[Records]
┌──

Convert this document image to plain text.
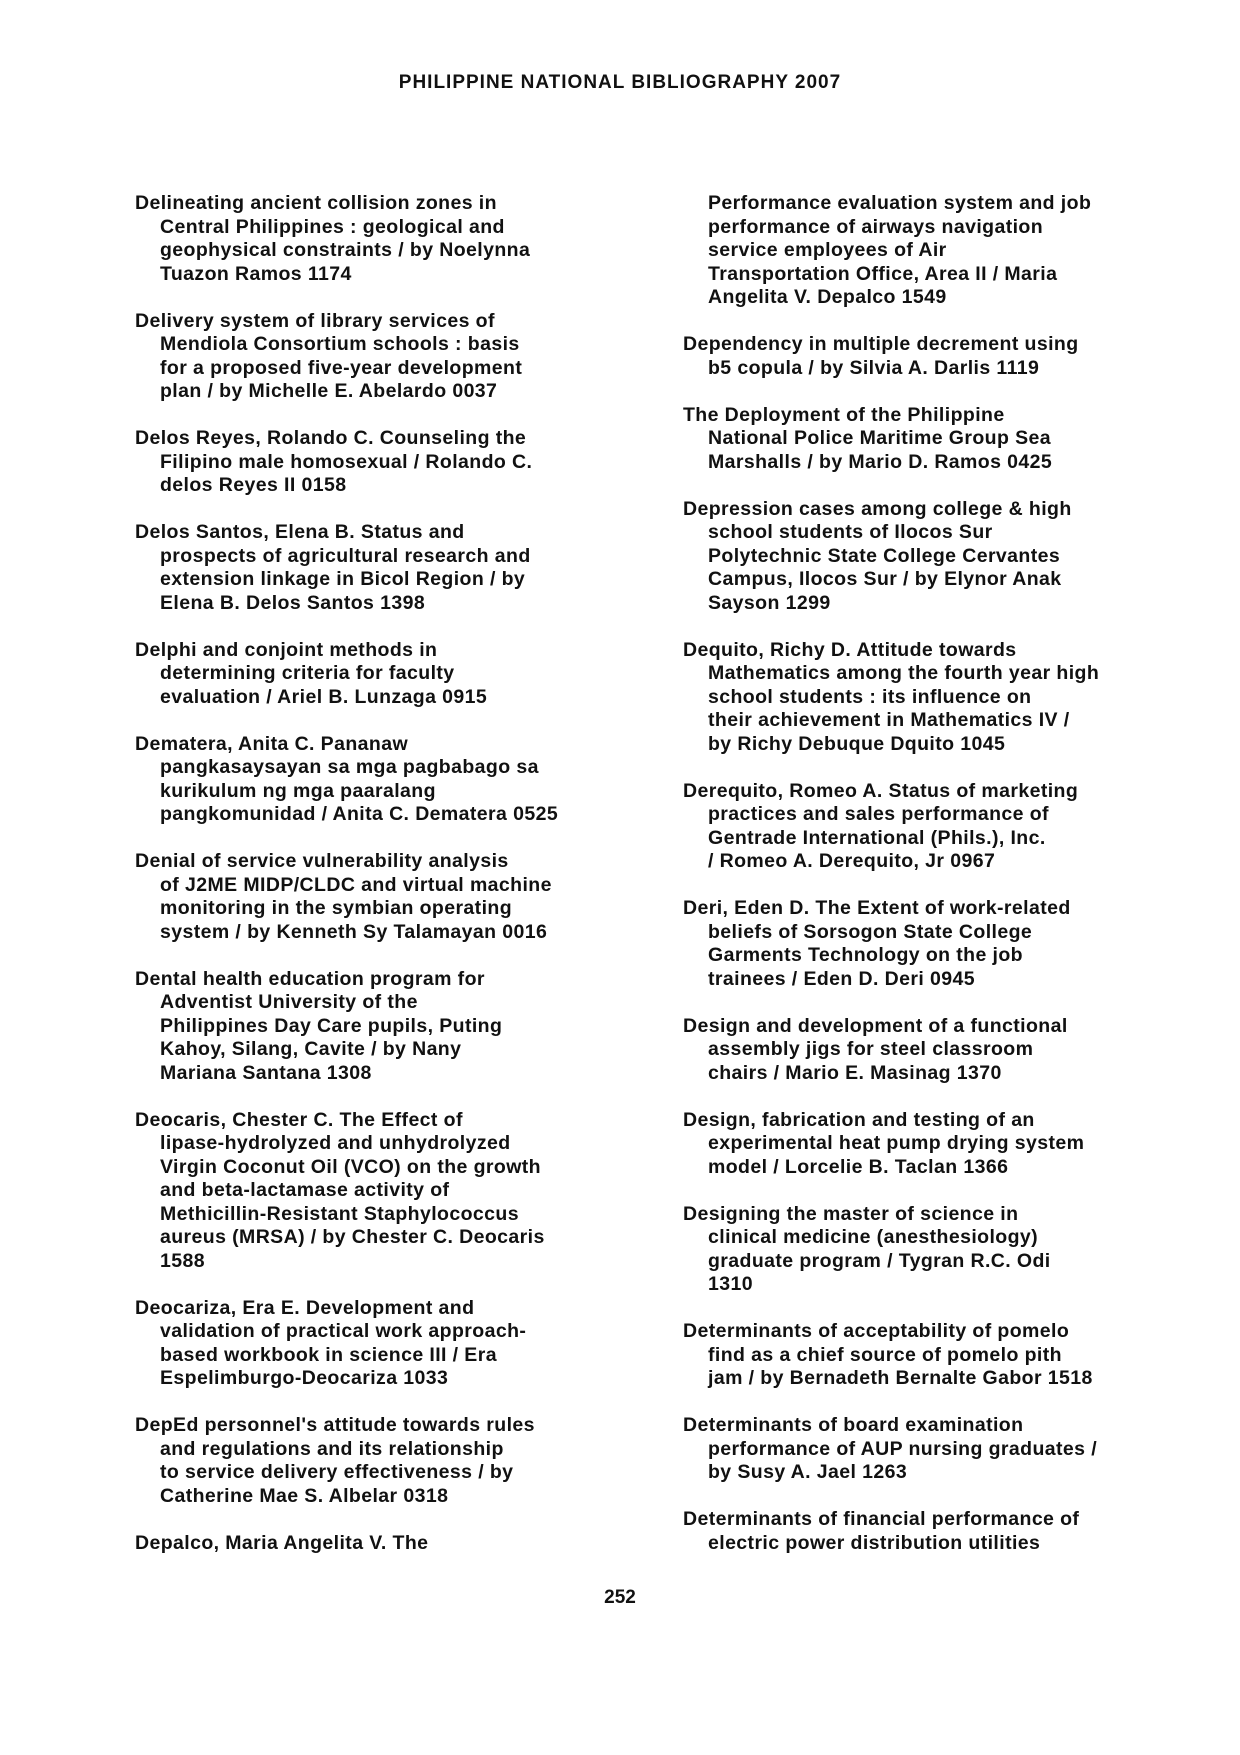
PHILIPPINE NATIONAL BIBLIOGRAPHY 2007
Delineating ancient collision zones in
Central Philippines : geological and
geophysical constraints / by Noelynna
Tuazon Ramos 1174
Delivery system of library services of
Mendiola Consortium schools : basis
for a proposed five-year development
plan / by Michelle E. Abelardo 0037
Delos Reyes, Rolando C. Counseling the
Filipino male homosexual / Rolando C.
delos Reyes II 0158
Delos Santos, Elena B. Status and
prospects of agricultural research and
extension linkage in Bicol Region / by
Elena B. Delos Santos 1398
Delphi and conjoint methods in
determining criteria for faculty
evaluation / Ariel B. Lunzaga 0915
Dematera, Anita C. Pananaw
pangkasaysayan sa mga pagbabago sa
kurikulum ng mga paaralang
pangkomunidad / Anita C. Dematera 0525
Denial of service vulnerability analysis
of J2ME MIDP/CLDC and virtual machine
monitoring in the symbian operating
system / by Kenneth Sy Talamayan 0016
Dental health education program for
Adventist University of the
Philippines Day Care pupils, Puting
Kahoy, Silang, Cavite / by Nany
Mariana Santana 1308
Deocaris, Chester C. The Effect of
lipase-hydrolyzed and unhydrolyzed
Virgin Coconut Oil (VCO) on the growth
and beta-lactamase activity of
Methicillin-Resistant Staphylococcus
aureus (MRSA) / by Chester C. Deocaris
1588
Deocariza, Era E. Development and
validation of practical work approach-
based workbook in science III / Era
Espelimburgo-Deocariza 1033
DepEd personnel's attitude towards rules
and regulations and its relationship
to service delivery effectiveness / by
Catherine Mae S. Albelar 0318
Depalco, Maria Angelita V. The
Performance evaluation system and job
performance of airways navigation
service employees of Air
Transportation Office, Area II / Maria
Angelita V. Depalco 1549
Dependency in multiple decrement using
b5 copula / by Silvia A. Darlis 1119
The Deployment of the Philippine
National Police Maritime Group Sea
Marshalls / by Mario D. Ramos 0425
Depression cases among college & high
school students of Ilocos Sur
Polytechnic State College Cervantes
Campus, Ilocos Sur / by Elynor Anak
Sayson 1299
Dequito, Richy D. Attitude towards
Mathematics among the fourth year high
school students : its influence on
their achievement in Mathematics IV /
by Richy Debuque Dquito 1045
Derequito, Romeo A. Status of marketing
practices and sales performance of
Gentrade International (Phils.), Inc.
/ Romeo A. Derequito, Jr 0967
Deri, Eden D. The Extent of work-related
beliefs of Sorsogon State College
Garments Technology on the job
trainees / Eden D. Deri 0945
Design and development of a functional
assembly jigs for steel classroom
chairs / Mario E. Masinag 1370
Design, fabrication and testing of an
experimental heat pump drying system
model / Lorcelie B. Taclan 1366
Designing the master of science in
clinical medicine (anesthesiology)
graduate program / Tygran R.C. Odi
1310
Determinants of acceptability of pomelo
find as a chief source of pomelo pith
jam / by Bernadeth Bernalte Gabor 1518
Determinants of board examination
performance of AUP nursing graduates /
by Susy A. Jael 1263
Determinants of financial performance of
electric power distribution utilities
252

└──

Written request: Only the number is wanted: how many lines of these entries contain the string "Deocariza"?

Result: 2